**OBJECTIVE**: Can you pull out each line of the data below that includes the word "providing"?

**MATERIAL PROVIDED**:
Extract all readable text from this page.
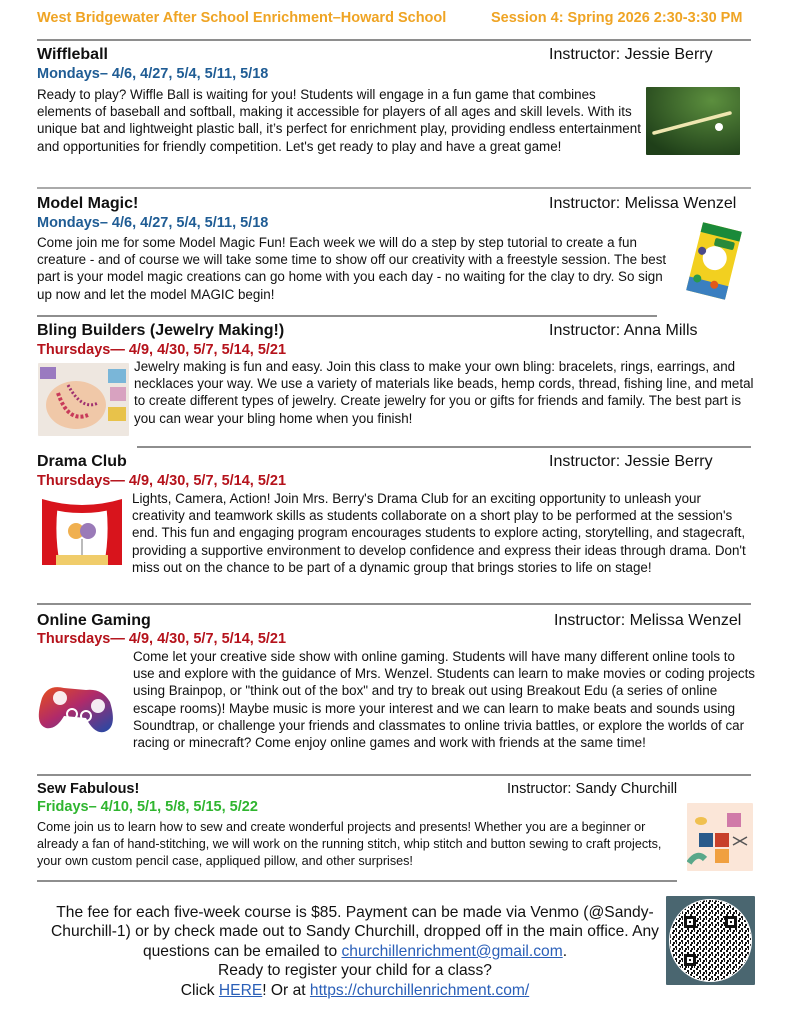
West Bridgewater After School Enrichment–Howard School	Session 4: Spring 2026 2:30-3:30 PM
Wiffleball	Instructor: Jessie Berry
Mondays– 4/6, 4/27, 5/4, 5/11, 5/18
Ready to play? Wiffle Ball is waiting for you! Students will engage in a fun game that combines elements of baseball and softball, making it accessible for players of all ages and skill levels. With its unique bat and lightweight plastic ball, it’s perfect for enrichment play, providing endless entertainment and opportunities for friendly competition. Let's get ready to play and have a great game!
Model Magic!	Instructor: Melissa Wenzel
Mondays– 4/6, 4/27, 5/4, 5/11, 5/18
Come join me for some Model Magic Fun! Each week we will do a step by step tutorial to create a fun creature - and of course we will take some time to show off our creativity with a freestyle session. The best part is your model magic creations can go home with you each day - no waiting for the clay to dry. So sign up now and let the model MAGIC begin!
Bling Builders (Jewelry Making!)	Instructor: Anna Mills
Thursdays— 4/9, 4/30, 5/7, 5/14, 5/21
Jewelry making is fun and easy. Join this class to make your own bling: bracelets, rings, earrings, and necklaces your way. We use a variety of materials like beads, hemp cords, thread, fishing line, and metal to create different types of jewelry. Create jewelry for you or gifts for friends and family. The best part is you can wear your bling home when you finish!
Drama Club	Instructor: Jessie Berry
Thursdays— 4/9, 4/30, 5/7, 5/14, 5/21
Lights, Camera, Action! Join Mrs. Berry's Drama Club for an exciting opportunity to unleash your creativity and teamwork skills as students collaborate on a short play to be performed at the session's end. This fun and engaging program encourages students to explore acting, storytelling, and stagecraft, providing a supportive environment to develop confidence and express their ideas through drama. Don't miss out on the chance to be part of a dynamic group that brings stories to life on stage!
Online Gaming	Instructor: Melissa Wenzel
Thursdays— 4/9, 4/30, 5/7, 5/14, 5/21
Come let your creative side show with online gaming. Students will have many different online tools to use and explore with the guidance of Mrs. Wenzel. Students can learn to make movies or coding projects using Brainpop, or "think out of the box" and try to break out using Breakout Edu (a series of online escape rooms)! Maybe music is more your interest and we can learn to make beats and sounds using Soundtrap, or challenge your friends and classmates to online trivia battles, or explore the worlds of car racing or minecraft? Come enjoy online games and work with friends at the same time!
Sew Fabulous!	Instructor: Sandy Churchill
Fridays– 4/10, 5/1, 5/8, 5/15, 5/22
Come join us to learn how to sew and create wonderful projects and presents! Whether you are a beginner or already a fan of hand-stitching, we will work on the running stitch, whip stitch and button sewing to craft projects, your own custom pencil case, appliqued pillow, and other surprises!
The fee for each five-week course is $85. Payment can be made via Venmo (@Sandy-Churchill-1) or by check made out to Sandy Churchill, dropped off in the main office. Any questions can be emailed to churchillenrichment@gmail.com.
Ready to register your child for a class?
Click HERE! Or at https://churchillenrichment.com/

--

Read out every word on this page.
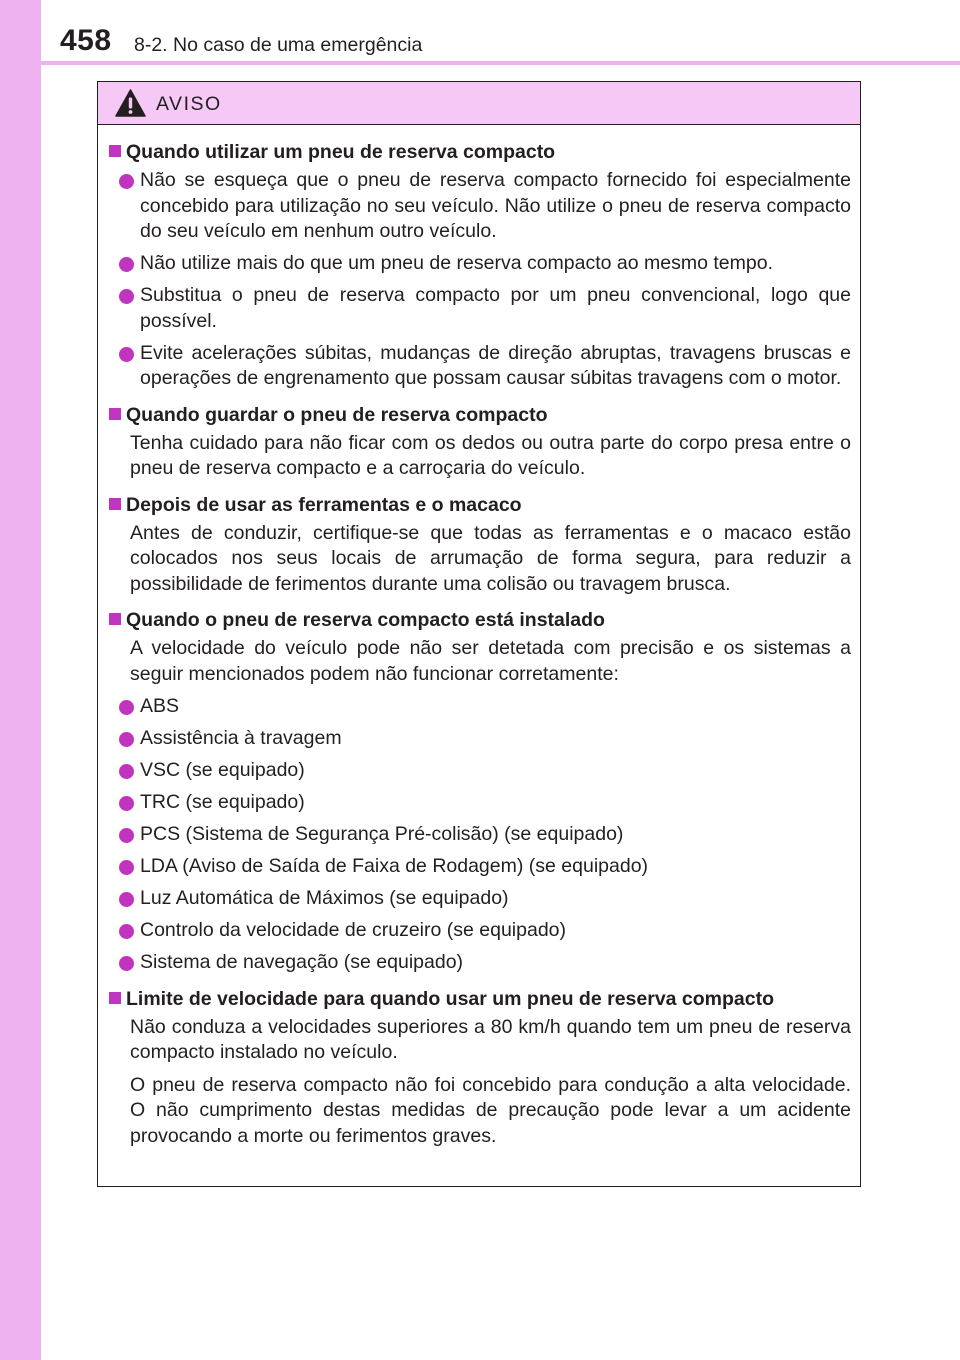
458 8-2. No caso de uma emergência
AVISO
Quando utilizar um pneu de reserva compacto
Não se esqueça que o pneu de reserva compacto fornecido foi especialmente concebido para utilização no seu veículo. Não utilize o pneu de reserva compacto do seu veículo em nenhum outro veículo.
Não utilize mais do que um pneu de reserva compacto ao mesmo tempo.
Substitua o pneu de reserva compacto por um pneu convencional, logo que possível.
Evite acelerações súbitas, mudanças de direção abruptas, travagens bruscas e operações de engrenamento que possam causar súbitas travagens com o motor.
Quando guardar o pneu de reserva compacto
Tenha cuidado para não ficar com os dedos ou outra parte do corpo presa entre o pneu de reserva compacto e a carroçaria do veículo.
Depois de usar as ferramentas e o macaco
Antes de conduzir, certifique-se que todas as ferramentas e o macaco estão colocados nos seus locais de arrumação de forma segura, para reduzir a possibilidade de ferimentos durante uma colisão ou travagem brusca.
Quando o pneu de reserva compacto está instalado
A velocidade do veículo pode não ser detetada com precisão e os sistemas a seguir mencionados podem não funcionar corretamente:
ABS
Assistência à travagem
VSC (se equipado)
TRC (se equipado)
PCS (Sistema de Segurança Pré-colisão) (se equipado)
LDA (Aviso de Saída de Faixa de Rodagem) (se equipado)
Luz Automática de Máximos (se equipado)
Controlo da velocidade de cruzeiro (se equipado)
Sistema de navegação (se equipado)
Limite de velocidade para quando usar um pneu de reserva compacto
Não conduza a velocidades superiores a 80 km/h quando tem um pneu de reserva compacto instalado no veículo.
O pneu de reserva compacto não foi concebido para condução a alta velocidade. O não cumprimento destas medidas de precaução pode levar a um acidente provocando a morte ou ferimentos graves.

**CORRECT RESULT**:
Ready to play? Wiffle Ball is waiting for you! Students will engage in a fun game that combines elements of baseball and softball, making it accessible for players of all ages and skill levels. With its unique bat and lightweight plastic ball, it’s perfect for enrichment play, providing endless entertainment and opportunities for friendly competition. Let's get ready to play and have a great game!
Lights, Camera, Action! Join Mrs. Berry's Drama Club for an exciting opportunity to unleash your creativity and teamwork skills as students collaborate on a short play to be performed at the session's end. This fun and engaging program encourages students to explore acting, storytelling, and stagecraft, providing a supportive environment to develop confidence and express their ideas through drama. Don't miss out on the chance to be part of a dynamic group that brings stories to life on stage!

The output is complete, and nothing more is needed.